■ Exercise prompt:
Return the lines below verbatim, starting with the first line and going on through the line that contains "- backdrop: green", with both ends included.

________________________________________

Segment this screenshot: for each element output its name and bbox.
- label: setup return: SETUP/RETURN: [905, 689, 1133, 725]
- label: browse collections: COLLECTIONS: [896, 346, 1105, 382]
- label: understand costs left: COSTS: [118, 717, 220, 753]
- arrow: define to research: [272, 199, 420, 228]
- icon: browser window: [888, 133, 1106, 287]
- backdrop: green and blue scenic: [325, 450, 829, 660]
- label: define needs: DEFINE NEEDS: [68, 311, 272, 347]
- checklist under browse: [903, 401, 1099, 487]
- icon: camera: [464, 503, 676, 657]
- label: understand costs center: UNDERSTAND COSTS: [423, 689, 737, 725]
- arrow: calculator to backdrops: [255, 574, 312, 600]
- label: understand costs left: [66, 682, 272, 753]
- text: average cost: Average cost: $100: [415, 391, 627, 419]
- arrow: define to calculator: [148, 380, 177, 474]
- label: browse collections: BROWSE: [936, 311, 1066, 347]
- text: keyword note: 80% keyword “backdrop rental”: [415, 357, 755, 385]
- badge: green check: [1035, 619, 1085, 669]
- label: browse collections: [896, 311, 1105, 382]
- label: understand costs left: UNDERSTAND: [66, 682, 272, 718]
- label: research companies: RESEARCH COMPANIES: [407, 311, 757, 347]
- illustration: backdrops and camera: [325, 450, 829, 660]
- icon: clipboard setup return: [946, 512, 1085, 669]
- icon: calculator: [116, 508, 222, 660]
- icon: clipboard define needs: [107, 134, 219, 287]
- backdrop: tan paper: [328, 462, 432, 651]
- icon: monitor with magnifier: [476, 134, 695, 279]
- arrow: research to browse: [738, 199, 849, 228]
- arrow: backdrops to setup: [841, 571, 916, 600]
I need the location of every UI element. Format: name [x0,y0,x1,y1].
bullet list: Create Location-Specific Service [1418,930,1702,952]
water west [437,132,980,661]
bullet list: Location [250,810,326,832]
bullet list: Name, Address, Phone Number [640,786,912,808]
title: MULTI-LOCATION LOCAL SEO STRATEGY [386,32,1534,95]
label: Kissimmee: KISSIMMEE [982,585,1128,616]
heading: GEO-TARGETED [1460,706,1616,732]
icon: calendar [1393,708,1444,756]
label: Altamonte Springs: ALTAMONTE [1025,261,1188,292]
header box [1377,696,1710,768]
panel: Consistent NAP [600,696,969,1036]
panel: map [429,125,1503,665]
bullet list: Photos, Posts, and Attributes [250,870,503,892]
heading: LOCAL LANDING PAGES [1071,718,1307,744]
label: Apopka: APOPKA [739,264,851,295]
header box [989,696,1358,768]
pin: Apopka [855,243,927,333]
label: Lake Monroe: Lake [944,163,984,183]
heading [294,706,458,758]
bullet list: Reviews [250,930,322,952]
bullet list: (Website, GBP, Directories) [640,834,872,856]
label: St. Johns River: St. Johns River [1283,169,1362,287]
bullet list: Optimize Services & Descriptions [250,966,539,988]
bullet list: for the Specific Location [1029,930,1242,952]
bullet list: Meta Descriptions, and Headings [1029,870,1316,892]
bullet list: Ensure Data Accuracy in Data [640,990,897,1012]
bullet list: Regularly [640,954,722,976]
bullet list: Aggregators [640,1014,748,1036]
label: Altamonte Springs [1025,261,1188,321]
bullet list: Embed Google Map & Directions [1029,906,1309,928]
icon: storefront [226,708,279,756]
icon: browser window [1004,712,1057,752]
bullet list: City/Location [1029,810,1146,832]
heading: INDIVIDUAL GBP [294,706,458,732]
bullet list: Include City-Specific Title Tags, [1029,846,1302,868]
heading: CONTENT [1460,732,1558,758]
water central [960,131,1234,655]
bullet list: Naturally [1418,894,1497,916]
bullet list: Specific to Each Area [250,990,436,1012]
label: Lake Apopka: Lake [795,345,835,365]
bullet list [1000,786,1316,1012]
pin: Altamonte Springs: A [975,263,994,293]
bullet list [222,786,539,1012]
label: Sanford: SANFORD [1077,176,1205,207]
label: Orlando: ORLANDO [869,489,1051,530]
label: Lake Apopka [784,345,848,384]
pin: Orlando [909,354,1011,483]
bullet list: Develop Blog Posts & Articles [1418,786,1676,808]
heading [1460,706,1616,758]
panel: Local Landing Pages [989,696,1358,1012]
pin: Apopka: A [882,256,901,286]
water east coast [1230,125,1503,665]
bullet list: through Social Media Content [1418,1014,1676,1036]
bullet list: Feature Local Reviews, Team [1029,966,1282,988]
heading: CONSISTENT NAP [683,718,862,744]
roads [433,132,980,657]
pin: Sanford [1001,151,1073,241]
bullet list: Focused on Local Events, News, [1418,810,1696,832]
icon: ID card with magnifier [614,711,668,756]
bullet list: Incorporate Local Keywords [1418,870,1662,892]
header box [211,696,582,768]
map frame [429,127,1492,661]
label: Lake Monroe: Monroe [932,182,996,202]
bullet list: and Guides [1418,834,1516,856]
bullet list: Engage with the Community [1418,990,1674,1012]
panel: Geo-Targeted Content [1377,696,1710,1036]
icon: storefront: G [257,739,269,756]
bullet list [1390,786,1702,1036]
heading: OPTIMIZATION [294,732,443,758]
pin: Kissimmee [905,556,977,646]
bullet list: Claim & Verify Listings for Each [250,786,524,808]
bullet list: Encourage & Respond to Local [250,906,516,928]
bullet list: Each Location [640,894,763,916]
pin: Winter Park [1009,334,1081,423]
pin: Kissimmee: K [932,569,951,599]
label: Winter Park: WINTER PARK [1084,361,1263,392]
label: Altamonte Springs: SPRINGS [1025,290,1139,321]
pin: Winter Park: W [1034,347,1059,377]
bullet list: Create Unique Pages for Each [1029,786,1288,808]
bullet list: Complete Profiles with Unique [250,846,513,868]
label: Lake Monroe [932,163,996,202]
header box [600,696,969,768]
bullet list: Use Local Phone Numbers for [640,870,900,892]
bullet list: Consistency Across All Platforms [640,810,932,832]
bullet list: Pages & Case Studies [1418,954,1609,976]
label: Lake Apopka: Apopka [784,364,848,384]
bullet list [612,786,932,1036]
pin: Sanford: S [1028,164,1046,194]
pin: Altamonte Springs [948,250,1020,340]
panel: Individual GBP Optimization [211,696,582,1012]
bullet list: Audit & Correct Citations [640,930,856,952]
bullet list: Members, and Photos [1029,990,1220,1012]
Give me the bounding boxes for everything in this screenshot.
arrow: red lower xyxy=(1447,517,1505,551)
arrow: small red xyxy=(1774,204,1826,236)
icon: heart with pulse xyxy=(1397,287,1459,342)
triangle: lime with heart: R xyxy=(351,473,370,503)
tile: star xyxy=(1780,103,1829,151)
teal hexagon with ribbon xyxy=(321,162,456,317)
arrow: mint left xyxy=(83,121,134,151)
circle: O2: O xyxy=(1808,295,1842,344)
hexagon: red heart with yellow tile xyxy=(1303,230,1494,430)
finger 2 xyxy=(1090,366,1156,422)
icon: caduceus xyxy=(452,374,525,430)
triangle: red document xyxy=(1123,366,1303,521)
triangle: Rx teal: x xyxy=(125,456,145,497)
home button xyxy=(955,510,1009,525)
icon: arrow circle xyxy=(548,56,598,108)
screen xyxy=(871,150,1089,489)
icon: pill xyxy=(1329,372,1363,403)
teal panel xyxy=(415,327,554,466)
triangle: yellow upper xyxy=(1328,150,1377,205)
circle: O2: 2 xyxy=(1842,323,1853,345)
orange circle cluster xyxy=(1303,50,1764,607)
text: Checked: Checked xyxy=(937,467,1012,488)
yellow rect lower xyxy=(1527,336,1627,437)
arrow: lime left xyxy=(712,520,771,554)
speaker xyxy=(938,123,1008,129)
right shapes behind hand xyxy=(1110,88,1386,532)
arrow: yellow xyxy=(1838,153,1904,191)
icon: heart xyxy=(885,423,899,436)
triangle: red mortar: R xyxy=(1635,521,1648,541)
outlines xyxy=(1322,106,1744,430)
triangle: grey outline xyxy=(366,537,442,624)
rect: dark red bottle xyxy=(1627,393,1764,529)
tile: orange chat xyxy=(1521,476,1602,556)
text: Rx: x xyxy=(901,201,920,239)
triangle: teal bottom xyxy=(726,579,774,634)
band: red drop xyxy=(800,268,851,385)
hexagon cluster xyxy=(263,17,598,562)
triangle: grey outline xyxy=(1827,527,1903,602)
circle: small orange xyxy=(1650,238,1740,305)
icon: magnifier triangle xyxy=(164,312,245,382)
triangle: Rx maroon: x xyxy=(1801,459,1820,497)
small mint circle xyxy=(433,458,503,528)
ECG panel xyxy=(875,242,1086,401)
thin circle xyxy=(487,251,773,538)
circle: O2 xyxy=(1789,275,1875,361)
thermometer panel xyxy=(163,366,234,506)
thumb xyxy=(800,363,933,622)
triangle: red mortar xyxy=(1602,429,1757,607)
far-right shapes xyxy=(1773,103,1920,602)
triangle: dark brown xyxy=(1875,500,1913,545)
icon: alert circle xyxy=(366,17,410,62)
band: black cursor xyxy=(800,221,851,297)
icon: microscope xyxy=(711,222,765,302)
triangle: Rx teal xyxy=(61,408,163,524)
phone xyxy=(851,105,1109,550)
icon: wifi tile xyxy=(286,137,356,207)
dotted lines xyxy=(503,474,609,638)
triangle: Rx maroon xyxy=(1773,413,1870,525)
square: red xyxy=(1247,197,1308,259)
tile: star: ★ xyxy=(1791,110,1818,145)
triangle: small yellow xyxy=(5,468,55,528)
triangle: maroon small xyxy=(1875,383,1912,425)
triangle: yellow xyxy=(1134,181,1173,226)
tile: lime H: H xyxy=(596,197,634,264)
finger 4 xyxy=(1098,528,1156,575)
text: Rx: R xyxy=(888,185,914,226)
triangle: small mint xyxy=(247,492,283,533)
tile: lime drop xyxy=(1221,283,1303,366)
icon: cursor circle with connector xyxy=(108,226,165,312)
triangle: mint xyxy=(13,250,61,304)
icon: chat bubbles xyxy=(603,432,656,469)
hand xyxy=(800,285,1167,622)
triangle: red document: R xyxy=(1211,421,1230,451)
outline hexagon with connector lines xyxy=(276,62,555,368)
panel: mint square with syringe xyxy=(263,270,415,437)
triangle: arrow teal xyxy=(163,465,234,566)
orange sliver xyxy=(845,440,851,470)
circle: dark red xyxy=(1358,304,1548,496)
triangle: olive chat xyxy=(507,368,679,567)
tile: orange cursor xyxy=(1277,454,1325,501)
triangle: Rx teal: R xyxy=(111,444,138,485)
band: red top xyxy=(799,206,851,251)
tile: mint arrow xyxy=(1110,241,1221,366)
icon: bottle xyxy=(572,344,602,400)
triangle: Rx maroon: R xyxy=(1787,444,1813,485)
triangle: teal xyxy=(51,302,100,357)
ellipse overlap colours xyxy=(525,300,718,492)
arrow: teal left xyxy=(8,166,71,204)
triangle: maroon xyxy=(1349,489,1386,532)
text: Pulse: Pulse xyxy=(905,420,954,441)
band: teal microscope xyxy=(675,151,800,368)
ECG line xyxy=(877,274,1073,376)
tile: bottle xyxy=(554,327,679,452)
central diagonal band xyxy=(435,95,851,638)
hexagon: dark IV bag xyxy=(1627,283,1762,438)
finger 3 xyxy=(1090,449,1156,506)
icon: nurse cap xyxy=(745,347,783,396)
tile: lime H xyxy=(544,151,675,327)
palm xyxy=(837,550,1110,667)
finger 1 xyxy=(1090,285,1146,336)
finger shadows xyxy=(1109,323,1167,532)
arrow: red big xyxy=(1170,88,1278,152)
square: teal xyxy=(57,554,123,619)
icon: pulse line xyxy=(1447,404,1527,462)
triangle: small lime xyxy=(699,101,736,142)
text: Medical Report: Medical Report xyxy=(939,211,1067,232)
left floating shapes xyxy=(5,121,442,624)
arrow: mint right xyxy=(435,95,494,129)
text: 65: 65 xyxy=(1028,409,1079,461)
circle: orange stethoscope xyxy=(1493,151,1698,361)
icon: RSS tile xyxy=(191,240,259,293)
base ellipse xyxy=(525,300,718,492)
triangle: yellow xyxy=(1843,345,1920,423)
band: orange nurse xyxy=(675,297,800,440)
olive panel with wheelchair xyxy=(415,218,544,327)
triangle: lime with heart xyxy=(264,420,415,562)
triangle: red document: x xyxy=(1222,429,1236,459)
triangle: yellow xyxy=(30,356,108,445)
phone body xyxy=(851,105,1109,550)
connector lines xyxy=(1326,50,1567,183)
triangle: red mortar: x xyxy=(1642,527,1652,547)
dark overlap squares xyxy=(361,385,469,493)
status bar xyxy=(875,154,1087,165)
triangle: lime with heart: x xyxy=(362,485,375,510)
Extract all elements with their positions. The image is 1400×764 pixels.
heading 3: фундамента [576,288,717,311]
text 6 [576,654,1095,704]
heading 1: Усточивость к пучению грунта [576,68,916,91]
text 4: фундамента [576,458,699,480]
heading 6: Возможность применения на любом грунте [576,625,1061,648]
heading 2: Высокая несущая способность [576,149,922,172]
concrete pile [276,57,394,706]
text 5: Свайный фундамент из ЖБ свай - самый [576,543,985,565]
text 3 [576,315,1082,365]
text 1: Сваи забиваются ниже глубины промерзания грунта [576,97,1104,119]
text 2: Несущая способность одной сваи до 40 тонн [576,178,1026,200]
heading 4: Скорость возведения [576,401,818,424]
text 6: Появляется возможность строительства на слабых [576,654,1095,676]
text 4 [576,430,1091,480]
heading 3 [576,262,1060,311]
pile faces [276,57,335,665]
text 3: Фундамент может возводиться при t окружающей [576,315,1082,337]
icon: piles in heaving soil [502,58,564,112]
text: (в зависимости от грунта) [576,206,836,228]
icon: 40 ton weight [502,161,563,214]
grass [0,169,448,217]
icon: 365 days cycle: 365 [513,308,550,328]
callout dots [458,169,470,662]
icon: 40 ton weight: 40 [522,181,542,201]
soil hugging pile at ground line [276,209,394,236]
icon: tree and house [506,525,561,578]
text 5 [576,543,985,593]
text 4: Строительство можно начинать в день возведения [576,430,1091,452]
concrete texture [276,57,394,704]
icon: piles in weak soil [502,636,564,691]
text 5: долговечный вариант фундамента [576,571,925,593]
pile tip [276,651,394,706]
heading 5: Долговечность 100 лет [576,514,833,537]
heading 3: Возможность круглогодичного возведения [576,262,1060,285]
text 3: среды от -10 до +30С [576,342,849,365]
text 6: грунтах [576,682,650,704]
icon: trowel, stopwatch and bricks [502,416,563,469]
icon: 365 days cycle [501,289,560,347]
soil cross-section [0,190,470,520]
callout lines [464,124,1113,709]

________________________________________

■ Result of the task:
Segment this screenshot: for each element output its name and bbox.
- label: setup return: SETUP/RETURN: [905, 689, 1133, 725]
- label: browse collections: COLLECTIONS: [896, 346, 1105, 382]
- label: understand costs left: COSTS: [118, 717, 220, 753]
- arrow: define to research: [272, 199, 420, 228]
- icon: browser window: [888, 133, 1106, 287]
- backdrop: green and blue scenic: [325, 450, 829, 660]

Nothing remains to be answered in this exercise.